**Records for processing:**

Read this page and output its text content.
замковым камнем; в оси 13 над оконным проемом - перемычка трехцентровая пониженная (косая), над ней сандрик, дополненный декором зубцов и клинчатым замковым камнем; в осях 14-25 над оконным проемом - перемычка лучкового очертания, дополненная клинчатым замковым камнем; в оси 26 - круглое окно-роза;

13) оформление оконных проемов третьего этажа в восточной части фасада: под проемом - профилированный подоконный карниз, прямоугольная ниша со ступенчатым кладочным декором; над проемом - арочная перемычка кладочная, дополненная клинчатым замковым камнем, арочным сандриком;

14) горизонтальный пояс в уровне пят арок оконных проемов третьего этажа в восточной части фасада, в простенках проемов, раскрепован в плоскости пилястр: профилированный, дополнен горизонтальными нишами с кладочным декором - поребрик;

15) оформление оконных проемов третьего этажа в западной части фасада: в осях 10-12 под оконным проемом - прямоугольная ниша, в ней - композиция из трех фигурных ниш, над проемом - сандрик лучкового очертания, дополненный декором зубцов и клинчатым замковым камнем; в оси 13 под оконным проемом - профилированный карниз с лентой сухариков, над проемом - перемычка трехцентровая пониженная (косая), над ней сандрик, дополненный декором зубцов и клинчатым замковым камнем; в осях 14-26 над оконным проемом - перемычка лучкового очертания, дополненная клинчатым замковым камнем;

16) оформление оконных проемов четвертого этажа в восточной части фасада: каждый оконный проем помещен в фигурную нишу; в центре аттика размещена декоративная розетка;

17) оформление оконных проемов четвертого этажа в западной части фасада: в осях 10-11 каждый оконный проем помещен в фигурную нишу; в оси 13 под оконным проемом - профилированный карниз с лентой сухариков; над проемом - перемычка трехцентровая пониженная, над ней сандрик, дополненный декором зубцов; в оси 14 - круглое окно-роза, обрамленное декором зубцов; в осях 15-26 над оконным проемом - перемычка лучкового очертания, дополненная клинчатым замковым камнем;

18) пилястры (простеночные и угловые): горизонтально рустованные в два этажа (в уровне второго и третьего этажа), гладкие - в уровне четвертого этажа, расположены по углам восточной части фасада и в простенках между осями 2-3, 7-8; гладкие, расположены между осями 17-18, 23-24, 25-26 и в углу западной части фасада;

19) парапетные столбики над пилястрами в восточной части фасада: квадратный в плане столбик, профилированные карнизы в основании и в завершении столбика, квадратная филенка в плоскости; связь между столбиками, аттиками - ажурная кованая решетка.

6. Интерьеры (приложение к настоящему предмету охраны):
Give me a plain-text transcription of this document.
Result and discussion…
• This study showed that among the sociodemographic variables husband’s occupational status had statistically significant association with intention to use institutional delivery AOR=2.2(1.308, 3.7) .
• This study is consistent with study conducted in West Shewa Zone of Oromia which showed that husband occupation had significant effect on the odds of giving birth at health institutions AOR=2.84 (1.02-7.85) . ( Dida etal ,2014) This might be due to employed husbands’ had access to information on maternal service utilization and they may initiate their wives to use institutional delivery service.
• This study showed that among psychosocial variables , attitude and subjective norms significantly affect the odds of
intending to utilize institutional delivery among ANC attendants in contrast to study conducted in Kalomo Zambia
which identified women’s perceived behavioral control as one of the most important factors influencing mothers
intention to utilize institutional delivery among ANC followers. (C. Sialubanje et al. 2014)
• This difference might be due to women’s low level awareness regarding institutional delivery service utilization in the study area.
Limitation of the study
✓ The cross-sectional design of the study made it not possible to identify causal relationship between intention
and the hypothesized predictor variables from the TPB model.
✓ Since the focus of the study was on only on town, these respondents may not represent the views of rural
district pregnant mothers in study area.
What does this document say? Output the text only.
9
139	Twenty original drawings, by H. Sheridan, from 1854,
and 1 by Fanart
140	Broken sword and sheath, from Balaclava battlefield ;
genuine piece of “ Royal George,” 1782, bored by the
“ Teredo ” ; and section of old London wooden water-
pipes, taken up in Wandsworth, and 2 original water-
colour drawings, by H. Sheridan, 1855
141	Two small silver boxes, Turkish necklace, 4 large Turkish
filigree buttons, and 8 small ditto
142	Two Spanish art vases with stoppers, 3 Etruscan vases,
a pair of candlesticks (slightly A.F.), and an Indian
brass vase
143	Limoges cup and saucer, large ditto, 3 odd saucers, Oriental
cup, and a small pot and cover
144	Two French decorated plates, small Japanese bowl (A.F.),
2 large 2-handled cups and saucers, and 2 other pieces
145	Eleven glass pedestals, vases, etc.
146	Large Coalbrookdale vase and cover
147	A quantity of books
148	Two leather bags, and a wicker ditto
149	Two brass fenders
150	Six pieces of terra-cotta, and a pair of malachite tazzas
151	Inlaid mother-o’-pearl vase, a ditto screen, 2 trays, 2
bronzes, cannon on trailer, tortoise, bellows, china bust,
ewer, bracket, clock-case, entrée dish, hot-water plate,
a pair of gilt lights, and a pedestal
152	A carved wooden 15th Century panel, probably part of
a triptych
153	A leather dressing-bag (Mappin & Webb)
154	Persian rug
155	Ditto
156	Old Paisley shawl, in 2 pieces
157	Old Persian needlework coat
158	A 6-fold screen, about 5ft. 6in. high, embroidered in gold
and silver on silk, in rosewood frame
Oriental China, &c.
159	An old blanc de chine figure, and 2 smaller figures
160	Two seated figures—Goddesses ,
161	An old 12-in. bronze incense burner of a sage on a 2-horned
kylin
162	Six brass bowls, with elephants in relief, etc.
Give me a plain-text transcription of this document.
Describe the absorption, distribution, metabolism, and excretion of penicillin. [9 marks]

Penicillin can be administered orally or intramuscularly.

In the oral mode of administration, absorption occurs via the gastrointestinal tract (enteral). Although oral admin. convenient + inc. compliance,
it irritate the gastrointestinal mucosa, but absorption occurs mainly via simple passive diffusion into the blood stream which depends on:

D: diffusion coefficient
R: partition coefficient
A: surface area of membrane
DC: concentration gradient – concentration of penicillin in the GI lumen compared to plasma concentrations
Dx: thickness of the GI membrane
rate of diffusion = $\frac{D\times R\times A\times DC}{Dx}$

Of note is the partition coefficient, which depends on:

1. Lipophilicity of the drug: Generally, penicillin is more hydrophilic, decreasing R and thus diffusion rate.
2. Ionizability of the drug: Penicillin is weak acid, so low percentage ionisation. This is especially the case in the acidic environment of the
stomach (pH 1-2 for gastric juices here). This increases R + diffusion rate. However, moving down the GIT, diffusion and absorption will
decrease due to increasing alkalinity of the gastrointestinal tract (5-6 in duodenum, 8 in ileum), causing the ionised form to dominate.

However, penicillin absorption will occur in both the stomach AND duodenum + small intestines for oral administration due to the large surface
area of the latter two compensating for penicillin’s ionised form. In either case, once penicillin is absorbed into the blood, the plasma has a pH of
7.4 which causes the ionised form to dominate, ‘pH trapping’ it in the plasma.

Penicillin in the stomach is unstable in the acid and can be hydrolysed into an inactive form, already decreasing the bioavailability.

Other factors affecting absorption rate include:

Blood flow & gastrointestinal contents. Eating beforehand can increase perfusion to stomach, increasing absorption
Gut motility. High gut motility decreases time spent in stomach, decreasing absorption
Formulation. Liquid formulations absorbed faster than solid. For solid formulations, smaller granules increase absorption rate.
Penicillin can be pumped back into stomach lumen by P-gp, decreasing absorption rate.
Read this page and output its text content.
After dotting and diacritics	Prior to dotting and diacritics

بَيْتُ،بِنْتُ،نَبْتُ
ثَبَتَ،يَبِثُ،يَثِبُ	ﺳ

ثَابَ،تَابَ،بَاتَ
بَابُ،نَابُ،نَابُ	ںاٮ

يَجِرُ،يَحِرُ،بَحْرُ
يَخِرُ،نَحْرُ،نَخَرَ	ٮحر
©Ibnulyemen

**What you are asked to do:** Go through the records and show every line with the string "Persian" in it.

**Final result:**
154	Persian rug
157	Old Persian needlework coat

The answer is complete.